Short exercise: Copy out the data below as written; omit any images.

(Extracted records)
....

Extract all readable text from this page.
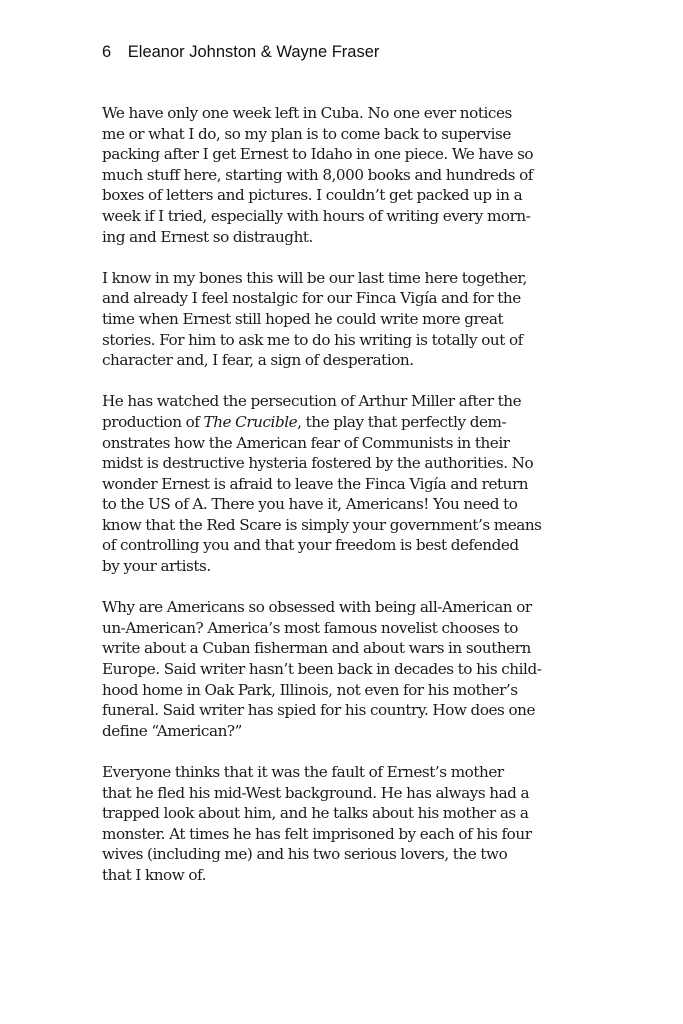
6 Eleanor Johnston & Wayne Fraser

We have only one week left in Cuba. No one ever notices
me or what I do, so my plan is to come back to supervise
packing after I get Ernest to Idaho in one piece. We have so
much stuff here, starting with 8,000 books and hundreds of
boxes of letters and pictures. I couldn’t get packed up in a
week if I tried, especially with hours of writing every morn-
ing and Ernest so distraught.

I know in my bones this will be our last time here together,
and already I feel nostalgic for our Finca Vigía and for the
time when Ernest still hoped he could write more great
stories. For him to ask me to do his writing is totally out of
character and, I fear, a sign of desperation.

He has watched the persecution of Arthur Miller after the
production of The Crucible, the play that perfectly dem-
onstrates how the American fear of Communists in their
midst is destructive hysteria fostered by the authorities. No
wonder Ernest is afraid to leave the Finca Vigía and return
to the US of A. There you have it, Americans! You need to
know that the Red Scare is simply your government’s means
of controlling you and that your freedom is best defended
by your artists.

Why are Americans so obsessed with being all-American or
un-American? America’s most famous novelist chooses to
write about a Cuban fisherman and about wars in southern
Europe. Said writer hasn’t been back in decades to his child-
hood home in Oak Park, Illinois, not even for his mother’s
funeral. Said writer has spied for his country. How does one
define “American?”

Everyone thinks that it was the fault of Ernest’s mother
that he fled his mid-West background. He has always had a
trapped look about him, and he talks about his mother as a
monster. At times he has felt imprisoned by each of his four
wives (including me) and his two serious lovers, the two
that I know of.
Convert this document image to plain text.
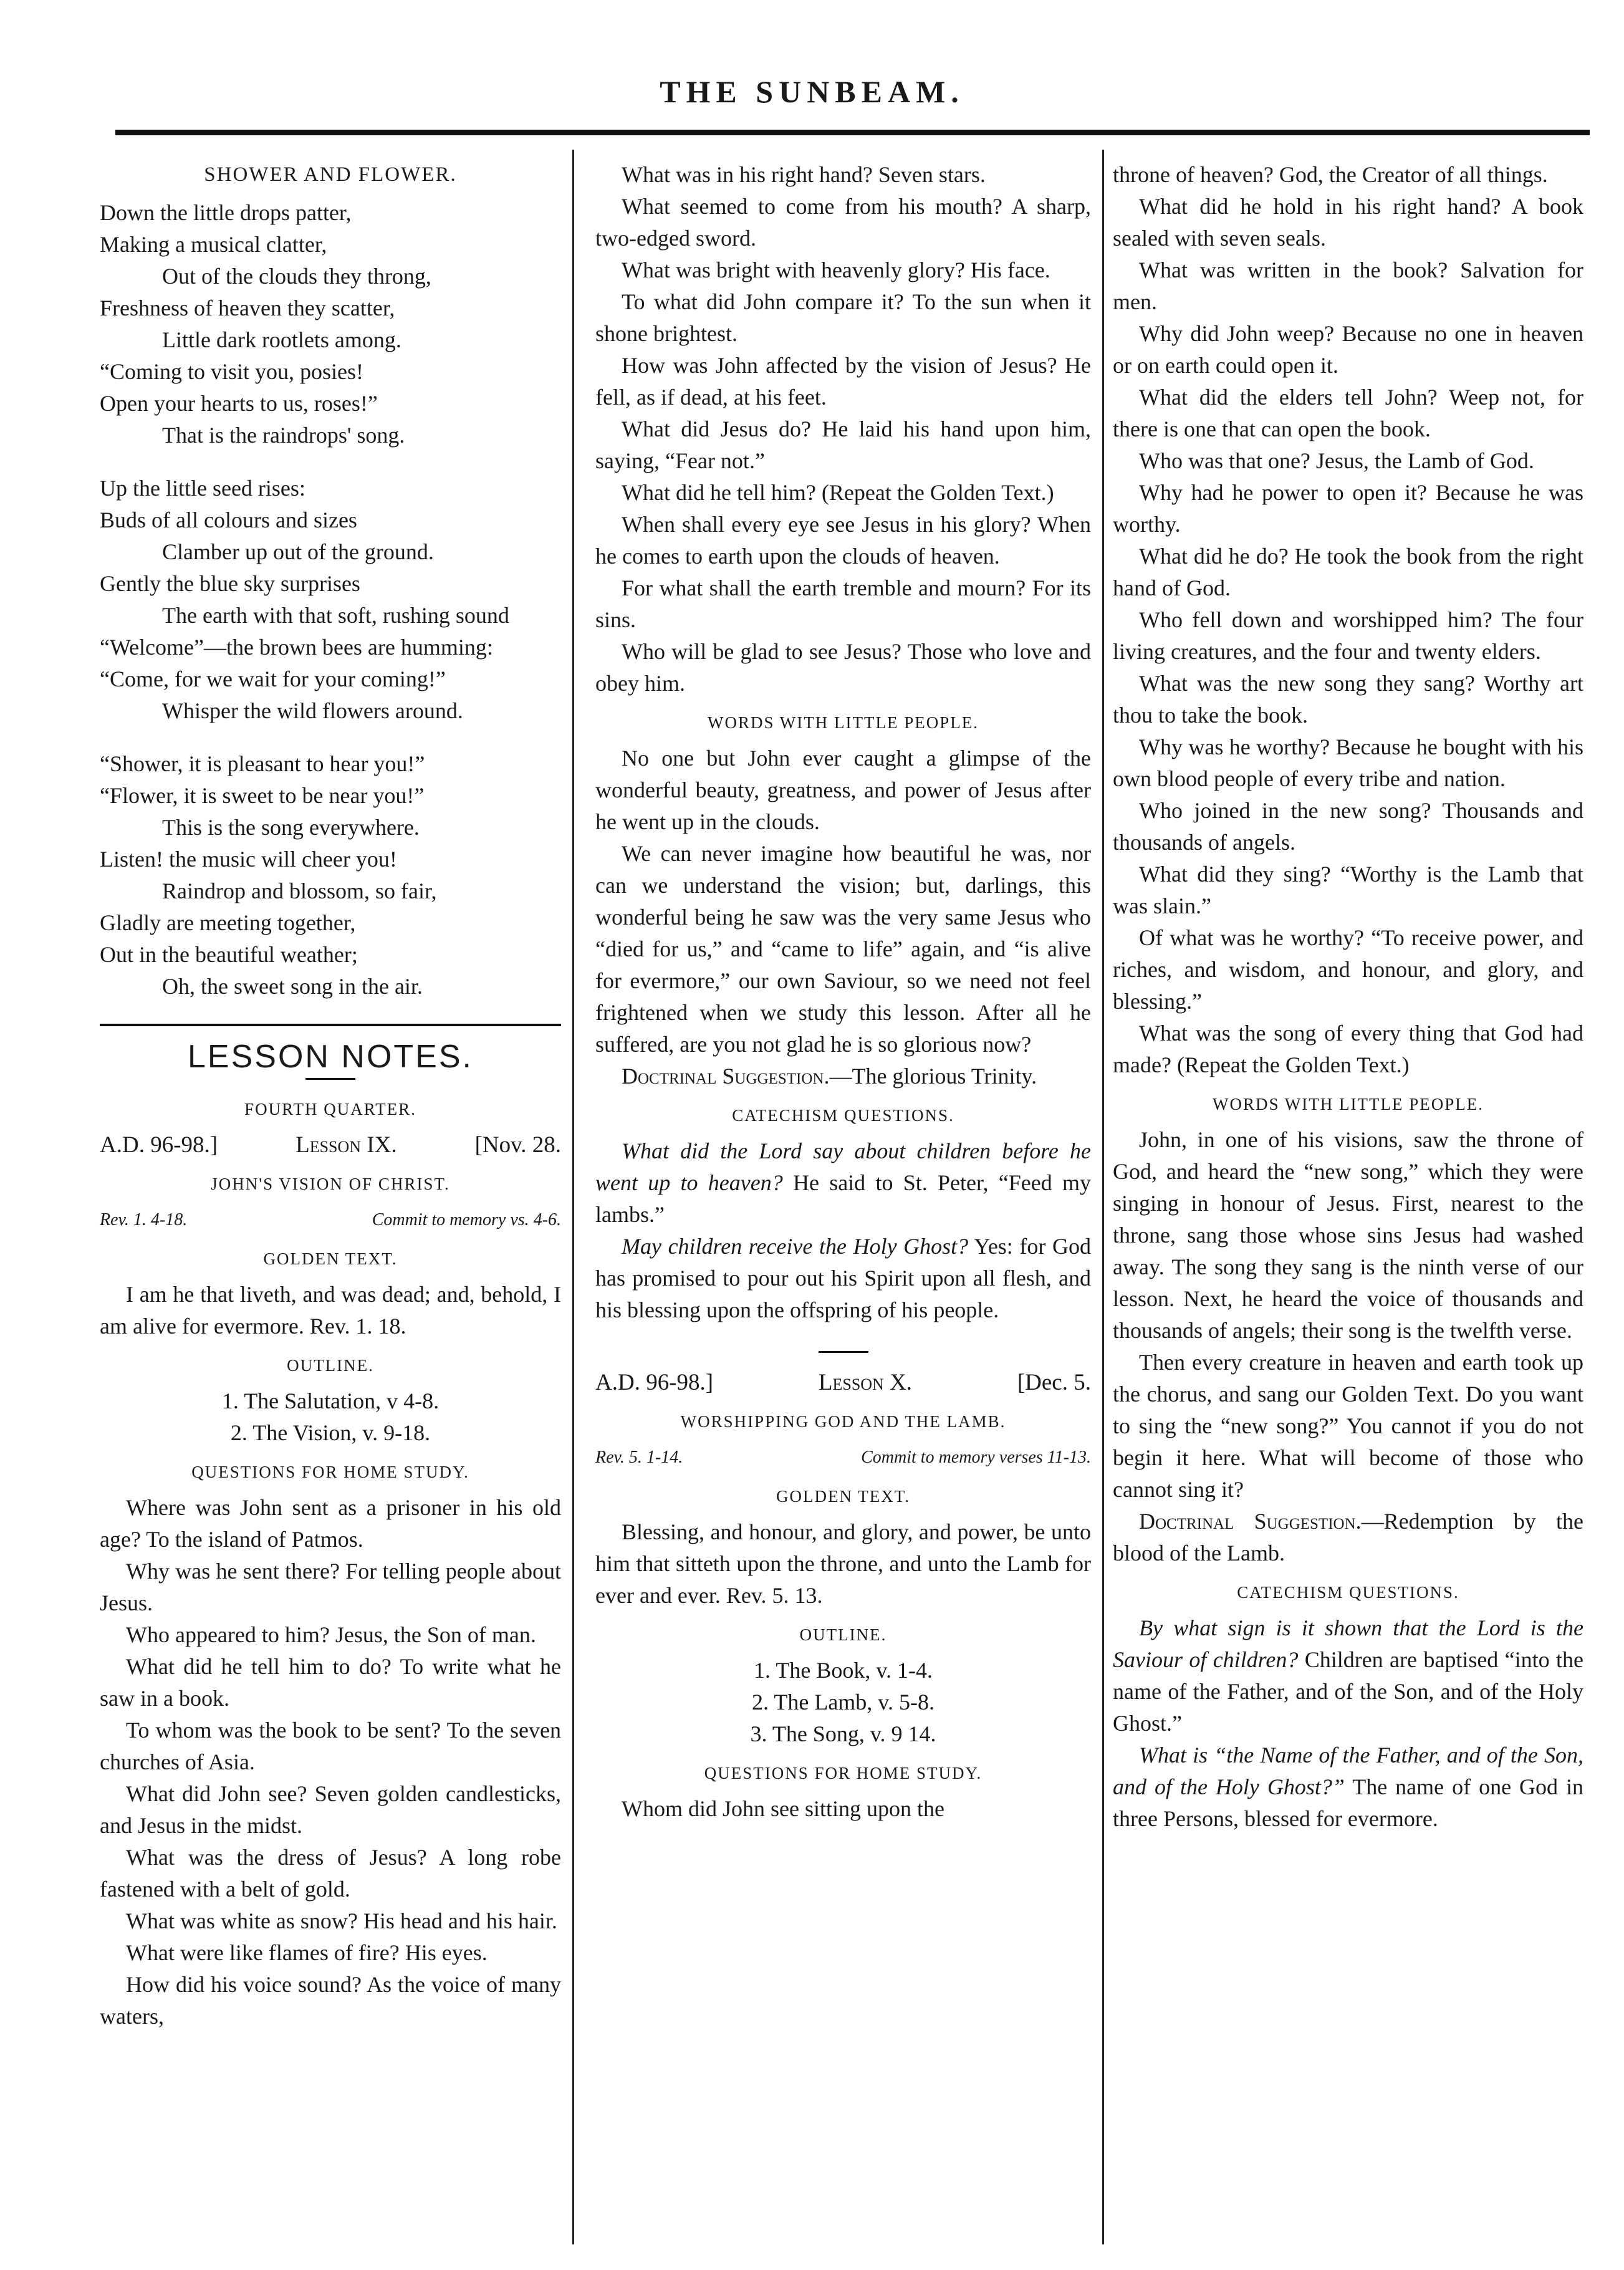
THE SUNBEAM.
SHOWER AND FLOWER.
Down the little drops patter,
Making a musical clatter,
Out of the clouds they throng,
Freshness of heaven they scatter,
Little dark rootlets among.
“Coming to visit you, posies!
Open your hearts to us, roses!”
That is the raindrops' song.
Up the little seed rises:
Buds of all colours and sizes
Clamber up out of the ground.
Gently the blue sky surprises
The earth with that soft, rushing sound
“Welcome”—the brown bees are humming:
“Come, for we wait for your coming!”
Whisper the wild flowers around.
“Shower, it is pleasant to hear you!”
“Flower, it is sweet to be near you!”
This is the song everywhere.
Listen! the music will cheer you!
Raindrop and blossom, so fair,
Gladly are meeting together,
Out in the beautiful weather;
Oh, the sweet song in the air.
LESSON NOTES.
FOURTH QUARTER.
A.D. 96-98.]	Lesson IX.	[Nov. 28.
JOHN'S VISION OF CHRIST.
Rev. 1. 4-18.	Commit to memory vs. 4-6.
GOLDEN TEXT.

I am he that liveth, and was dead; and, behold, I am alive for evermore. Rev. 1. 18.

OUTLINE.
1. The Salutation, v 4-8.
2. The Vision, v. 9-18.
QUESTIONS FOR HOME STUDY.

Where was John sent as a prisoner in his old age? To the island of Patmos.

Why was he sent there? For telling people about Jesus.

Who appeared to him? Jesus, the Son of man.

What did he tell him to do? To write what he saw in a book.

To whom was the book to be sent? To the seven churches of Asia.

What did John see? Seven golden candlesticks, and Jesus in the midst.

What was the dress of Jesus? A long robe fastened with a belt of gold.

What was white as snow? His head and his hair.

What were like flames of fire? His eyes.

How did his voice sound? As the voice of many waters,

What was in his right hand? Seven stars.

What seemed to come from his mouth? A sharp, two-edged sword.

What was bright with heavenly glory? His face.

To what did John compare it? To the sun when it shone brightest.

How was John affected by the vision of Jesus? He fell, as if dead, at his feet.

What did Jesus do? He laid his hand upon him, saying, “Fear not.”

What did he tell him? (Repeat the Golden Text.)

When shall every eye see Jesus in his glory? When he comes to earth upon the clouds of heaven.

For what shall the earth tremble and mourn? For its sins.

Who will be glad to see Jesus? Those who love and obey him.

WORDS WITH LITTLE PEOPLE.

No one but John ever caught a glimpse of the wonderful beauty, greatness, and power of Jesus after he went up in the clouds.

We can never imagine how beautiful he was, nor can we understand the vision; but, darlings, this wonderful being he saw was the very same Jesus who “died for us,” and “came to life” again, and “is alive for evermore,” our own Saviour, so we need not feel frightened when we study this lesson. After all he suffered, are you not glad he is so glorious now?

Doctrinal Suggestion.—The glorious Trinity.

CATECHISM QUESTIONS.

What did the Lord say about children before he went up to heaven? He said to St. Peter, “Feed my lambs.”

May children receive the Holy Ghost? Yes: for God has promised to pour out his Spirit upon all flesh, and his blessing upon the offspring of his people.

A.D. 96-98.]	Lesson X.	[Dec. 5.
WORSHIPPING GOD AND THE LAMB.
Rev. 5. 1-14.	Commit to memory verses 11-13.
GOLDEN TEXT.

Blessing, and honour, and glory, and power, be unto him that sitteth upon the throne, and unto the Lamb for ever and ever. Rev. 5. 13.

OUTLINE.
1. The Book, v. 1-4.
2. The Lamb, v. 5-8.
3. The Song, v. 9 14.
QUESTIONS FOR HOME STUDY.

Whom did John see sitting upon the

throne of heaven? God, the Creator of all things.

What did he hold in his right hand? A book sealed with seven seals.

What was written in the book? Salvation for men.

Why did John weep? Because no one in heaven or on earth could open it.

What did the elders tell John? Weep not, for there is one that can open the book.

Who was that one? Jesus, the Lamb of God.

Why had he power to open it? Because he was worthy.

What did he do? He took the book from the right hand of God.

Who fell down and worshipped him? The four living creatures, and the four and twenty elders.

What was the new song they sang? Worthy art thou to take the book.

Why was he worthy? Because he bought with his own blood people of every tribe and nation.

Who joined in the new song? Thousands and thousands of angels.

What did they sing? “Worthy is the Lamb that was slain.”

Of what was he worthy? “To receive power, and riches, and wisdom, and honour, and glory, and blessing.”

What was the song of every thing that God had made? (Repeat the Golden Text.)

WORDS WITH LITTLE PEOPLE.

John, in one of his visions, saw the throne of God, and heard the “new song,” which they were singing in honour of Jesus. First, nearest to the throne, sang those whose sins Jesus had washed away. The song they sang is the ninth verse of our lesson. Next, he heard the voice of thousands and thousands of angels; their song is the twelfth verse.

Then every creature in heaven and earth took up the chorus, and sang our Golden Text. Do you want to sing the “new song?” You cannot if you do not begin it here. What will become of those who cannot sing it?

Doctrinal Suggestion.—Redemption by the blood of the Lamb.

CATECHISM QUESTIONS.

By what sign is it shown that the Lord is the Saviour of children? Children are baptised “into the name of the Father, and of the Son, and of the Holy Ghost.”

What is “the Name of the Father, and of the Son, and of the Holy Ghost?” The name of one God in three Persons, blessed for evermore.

....

Written reply:
Extract all readable text from this page.
6 Eleanor Johnston & Wayne Fraser

We have only one week left in Cuba. No one ever notices
me or what I do, so my plan is to come back to supervise
packing after I get Ernest to Idaho in one piece. We have so
much stuff here, starting with 8,000 books and hundreds of
boxes of letters and pictures. I couldn’t get packed up in a
week if I tried, especially with hours of writing every morn-
ing and Ernest so distraught.

I know in my bones this will be our last time here together,
and already I feel nostalgic for our Finca Vigía and for the
time when Ernest still hoped he could write more great
stories. For him to ask me to do his writing is totally out of
character and, I fear, a sign of desperation.

He has watched the persecution of Arthur Miller after the
production of The Crucible, the play that perfectly dem-
onstrates how the American fear of Communists in their
midst is destructive hysteria fostered by the authorities. No
wonder Ernest is afraid to leave the Finca Vigía and return
to the US of A. There you have it, Americans! You need to
know that the Red Scare is simply your government’s means
of controlling you and that your freedom is best defended
by your artists.

Why are Americans so obsessed with being all-American or
un-American? America’s most famous novelist chooses to
write about a Cuban fisherman and about wars in southern
Europe. Said writer hasn’t been back in decades to his child-
hood home in Oak Park, Illinois, not even for his mother’s
funeral. Said writer has spied for his country. How does one
define “American?”

Everyone thinks that it was the fault of Ernest’s mother
that he fled his mid-West background. He has always had a
trapped look about him, and he talks about his mother as a
monster. At times he has felt imprisoned by each of his four
wives (including me) and his two serious lovers, the two
that I know of.
Convert this document image to plain text.
THE SUNBEAM.
SHOWER AND FLOWER.
Down the little drops patter,
Making a musical clatter,
Out of the clouds they throng,
Freshness of heaven they scatter,
Little dark rootlets among.
“Coming to visit you, posies!
Open your hearts to us, roses!”
That is the raindrops' song.
Up the little seed rises:
Buds of all colours and sizes
Clamber up out of the ground.
Gently the blue sky surprises
The earth with that soft, rushing sound
“Welcome”—the brown bees are humming:
“Come, for we wait for your coming!”
Whisper the wild flowers around.
“Shower, it is pleasant to hear you!”
“Flower, it is sweet to be near you!”
This is the song everywhere.
Listen! the music will cheer you!
Raindrop and blossom, so fair,
Gladly are meeting together,
Out in the beautiful weather;
Oh, the sweet song in the air.
LESSON NOTES.
FOURTH QUARTER.
A.D. 96-98.]	Lesson IX.	[Nov. 28.
JOHN'S VISION OF CHRIST.
Rev. 1. 4-18.	Commit to memory vs. 4-6.
GOLDEN TEXT.

I am he that liveth, and was dead; and, behold, I am alive for evermore. Rev. 1. 18.

OUTLINE.
1. The Salutation, v 4-8.
2. The Vision, v. 9-18.
QUESTIONS FOR HOME STUDY.

Where was John sent as a prisoner in his old age? To the island of Patmos.

Why was he sent there? For telling people about Jesus.

Who appeared to him? Jesus, the Son of man.

What did he tell him to do? To write what he saw in a book.

To whom was the book to be sent? To the seven churches of Asia.

What did John see? Seven golden candlesticks, and Jesus in the midst.

What was the dress of Jesus? A long robe fastened with a belt of gold.

What was white as snow? His head and his hair.

What were like flames of fire? His eyes.

How did his voice sound? As the voice of many waters,

What was in his right hand? Seven stars.

What seemed to come from his mouth? A sharp, two-edged sword.

What was bright with heavenly glory? His face.

To what did John compare it? To the sun when it shone brightest.

How was John affected by the vision of Jesus? He fell, as if dead, at his feet.

What did Jesus do? He laid his hand upon him, saying, “Fear not.”

What did he tell him? (Repeat the Golden Text.)

When shall every eye see Jesus in his glory? When he comes to earth upon the clouds of heaven.

For what shall the earth tremble and mourn? For its sins.

Who will be glad to see Jesus? Those who love and obey him.

WORDS WITH LITTLE PEOPLE.

No one but John ever caught a glimpse of the wonderful beauty, greatness, and power of Jesus after he went up in the clouds.

We can never imagine how beautiful he was, nor can we understand the vision; but, darlings, this wonderful being he saw was the very same Jesus who “died for us,” and “came to life” again, and “is alive for evermore,” our own Saviour, so we need not feel frightened when we study this lesson. After all he suffered, are you not glad he is so glorious now?

Doctrinal Suggestion.—The glorious Trinity.

CATECHISM QUESTIONS.

What did the Lord say about children before he went up to heaven? He said to St. Peter, “Feed my lambs.”

May children receive the Holy Ghost? Yes: for God has promised to pour out his Spirit upon all flesh, and his blessing upon the offspring of his people.

A.D. 96-98.]	Lesson X.	[Dec. 5.
WORSHIPPING GOD AND THE LAMB.
Rev. 5. 1-14.	Commit to memory verses 11-13.
GOLDEN TEXT.

Blessing, and honour, and glory, and power, be unto him that sitteth upon the throne, and unto the Lamb for ever and ever. Rev. 5. 13.

OUTLINE.
1. The Book, v. 1-4.
2. The Lamb, v. 5-8.
3. The Song, v. 9 14.
QUESTIONS FOR HOME STUDY.

Whom did John see sitting upon the

throne of heaven? God, the Creator of all things.

What did he hold in his right hand? A book sealed with seven seals.

What was written in the book? Salvation for men.

Why did John weep? Because no one in heaven or on earth could open it.

What did the elders tell John? Weep not, for there is one that can open the book.

Who was that one? Jesus, the Lamb of God.

Why had he power to open it? Because he was worthy.

What did he do? He took the book from the right hand of God.

Who fell down and worshipped him? The four living creatures, and the four and twenty elders.

What was the new song they sang? Worthy art thou to take the book.

Why was he worthy? Because he bought with his own blood people of every tribe and nation.

Who joined in the new song? Thousands and thousands of angels.

What did they sing? “Worthy is the Lamb that was slain.”

Of what was he worthy? “To receive power, and riches, and wisdom, and honour, and glory, and blessing.”

What was the song of every thing that God had made? (Repeat the Golden Text.)

WORDS WITH LITTLE PEOPLE.

John, in one of his visions, saw the throne of God, and heard the “new song,” which they were singing in honour of Jesus. First, nearest to the throne, sang those whose sins Jesus had washed away. The song they sang is the ninth verse of our lesson. Next, he heard the voice of thousands and thousands of angels; their song is the twelfth verse.

Then every creature in heaven and earth took up the chorus, and sang our Golden Text. Do you want to sing the “new song?” You cannot if you do not begin it here. What will become of those who cannot sing it?

Doctrinal Suggestion.—Redemption by the blood of the Lamb.

CATECHISM QUESTIONS.

By what sign is it shown that the Lord is the Saviour of children? Children are baptised “into the name of the Father, and of the Son, and of the Holy Ghost.”

What is “the Name of the Father, and of the Son, and of the Holy Ghost?” The name of one God in three Persons, blessed for evermore.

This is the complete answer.